The problem: Reproduce the data that follows in its entirety, character for character.

Records provided:
((

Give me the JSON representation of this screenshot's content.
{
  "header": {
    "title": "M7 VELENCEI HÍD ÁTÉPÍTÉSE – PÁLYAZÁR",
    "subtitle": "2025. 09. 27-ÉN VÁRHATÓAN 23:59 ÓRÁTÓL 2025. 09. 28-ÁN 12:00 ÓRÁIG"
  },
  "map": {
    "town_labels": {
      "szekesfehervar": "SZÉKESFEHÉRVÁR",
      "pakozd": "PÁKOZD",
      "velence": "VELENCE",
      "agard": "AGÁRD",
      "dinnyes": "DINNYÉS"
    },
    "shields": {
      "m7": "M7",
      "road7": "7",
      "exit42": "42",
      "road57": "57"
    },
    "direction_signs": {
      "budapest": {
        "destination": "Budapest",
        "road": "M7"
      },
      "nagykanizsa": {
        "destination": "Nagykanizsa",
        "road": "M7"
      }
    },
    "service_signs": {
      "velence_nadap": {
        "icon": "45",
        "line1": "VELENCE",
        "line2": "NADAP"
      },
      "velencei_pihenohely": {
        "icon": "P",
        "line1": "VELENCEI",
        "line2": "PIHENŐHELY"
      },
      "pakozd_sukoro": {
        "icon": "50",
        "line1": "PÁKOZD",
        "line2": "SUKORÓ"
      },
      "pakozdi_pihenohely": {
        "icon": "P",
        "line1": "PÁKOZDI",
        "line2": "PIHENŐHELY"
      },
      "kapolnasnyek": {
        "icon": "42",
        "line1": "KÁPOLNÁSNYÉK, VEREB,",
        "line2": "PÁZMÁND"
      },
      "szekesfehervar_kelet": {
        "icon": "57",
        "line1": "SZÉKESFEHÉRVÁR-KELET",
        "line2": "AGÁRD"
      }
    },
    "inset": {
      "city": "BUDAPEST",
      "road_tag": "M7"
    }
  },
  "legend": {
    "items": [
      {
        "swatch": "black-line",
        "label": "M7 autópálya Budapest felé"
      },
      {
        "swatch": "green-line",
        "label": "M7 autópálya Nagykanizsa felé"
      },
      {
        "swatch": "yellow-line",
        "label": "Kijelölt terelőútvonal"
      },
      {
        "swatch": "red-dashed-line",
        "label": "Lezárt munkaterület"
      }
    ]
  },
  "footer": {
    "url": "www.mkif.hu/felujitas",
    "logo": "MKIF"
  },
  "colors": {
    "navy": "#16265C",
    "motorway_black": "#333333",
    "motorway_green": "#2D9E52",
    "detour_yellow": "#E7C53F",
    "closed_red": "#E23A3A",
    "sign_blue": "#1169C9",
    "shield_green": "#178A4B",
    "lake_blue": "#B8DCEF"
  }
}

))

Result of the exercise:
Give me the JSON representation of this screenshot's content.
{
  "header": {
    "title": "M7 VELENCEI HÍD ÁTÉPÍTÉSE – PÁLYAZÁR",
    "subtitle": "2025. 09. 27-ÉN VÁRHATÓAN 23:59 ÓRÁTÓL 2025. 09. 28-ÁN 12:00 ÓRÁIG"
  },
  "map": {
    "town_labels": {
      "szekesfehervar": "SZÉKESFEHÉRVÁR",
      "pakozd": "PÁKOZD",
      "velence": "VELENCE",
      "agard": "AGÁRD",
      "dinnyes": "DINNYÉS"
    },
    "shields": {
      "m7": "M7",
      "road7": "7",
      "exit42": "42",
      "road57": "57"
    },
    "direction_signs": {
      "budapest": {
        "destination": "Budapest",
        "road": "M7"
      },
      "nagykanizsa": {
        "destination": "Nagykanizsa",
        "road": "M7"
      }
    },
    "service_signs": {
      "velence_nadap": {
        "icon": "45",
        "line1": "VELENCE",
        "line2": "NADAP"
      },
      "velencei_pihenohely": {
        "icon": "P",
        "line1": "VELENCEI",
        "line2": "PIHENŐHELY"
      },
      "pakozd_sukoro": {
        "icon": "50",
        "line1": "PÁKOZD",
        "line2": "SUKORÓ"
      },
      "pakozdi_pihenohely": {
        "icon": "P",
        "line1": "PÁKOZDI",
        "line2": "PIHENŐHELY"
      },
      "kapolnasnyek": {
        "icon": "42",
        "line1": "KÁPOLNÁSNYÉK, VEREB,",
        "line2": "PÁZMÁND"
      },
      "szekesfehervar_kelet": {
        "icon": "57",
        "line1": "SZÉKESFEHÉRVÁR-KELET",
        "line2": "AGÁRD"
      }
    },
    "inset": {
      "city": "BUDAPEST",
      "road_tag": "M7"
    }
  },
  "legend": {
    "items": [
      {
        "swatch": "black-line",
        "label": "M7 autópálya Budapest felé"
      },
      {
        "swatch": "green-line",
        "label": "M7 autópálya Nagykanizsa felé"
      },
      {
        "swatch": "yellow-line",
        "label": "Kijelölt terelőútvonal"
      },
      {
        "swatch": "red-dashed-line",
        "label": "Lezárt munkaterület"
      }
    ]
  },
  "footer": {
    "url": "www.mkif.hu/felujitas",
    "logo": "MKIF"
  },
  "colors": {
    "navy": "#16265C",
    "motorway_black": "#333333",
    "motorway_green": "#2D9E52",
    "detour_yellow": "#E7C53F",
    "closed_red": "#E23A3A",
    "sign_blue": "#1169C9",
    "shield_green": "#178A4B",
    "lake_blue": "#B8DCEF"
  }
}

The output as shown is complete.